Selected text START

end
App --> |1. acquire<br/>tokens| RL
RL --> |2. Execute Lua| Redis
Redis --> |3. Wait time| RL
RL --> |4. Sleep if needed| RL
RL --> |5. Return| App
App --> |6. API call| API
API --> |7. Response| App
App --> |8. adjust<br/>optional| RL
Config --> RL
CM --> RL
Retry --> CM
Acquire Flow¶
When you call acquire(), the following happens atomically in Redis:
flowchart TD
Start([acquire called]) --> Validate{Validate<br/>parameters}
Validate --> |Invalid| Error[Raise ValueError]
Validate --> |Valid| ExecLua[Execute Lua Script<br/>Atomically in Redis]
subgraph Lua["Lua Script - Atomic Operation"]
Clean[1. Clean expired records<br/>older than window]
Clean --> Scan[2. Scan all active records<br/>sum tokens & requests]
Scan --> Check{3. Check all limits<br/>TPM, Input, Output, RPM}
Check --> |Under limits| FIFO[4. Assign slot after<br/>last request + ε]
Check --> |Over any limit| FindSlot[4. Find when enough<br/>capacity frees up]
FindSlot --> FIFO2[5. Assign slot at<br/>expiry time + ε]
FIFO --> Record[6. Store consumption<br/>record in sorted set]
FIFO2 --> Record
Record --> Return[7. Return slot_time,<br/>wait_time, queue_pos]
end
ExecLua --> Lua
Return --> WaitCheck{wait_time > 0?}
WaitCheck --> |Yes| Sleep[asyncio.sleep<br/>wait_time]
WaitCheck --> |No| Done
Sleep --> Done([Return AcquireResult])

Selected text END
Provided records START

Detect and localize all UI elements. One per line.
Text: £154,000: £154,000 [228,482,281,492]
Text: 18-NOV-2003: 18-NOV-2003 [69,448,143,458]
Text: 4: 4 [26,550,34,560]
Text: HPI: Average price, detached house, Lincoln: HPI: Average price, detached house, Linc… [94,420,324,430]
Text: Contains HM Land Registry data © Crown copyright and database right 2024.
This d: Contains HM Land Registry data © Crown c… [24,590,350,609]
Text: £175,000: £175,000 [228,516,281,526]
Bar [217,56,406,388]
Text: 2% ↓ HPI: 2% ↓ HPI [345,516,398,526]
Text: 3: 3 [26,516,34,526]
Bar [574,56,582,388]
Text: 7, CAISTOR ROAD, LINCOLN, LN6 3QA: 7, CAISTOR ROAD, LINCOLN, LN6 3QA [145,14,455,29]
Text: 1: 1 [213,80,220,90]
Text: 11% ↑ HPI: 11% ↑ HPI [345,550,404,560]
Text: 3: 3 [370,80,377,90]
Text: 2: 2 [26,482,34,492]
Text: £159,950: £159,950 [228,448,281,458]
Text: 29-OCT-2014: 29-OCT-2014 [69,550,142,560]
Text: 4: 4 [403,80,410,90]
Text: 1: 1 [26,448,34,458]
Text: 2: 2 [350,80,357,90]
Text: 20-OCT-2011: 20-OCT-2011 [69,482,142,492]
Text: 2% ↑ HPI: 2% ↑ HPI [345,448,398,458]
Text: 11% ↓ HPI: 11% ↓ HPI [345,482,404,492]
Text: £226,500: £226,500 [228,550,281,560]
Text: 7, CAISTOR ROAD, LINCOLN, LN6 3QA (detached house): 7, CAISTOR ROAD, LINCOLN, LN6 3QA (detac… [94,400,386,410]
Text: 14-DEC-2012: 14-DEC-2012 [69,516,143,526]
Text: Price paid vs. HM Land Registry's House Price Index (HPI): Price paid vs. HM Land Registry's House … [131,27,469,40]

Provided records END

Task to complete
In the acquire flow text, what gets raised when the parameters fail validation?

Final answer
A ValueError.